- Short task
Give back the records below exactly, every one, with no pictures.

** begin Extracted information **

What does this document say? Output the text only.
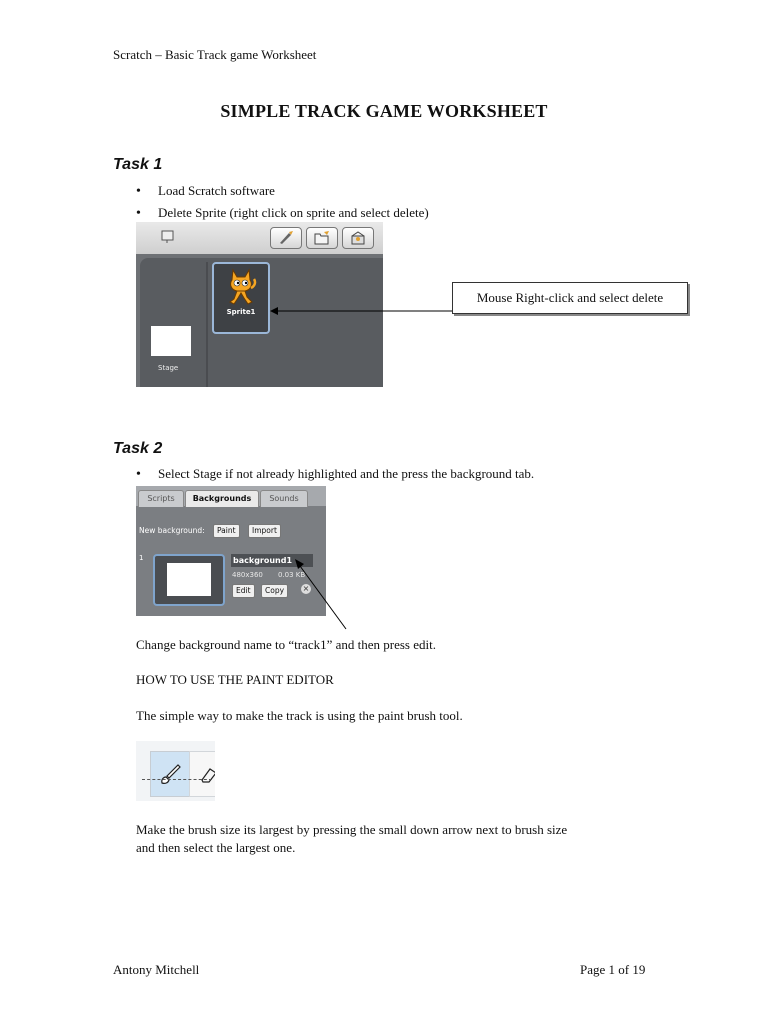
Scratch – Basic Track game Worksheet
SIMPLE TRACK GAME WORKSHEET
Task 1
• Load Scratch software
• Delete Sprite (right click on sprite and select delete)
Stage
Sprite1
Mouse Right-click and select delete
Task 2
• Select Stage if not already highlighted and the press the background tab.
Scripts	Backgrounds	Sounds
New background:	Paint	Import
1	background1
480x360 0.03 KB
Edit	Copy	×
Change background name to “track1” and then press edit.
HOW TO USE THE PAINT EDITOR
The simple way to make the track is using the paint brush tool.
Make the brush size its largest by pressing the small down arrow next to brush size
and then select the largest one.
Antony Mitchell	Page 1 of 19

** end Extracted information **

- Solved exercise
What does this document say? Output the text only.
Scratch – Basic Track game Worksheet
SIMPLE TRACK GAME WORKSHEET
Task 1
• Load Scratch software
• Delete Sprite (right click on sprite and select delete)
Stage
Sprite1
Mouse Right-click and select delete
Task 2
• Select Stage if not already highlighted and the press the background tab.
Scripts	Backgrounds	Sounds
New background:	Paint	Import
1	background1
480x360 0.03 KB
Edit	Copy	×
Change background name to “track1” and then press edit.
HOW TO USE THE PAINT EDITOR
The simple way to make the track is using the paint brush tool.
Make the brush size its largest by pressing the small down arrow next to brush size
and then select the largest one.
Antony Mitchell	Page 1 of 19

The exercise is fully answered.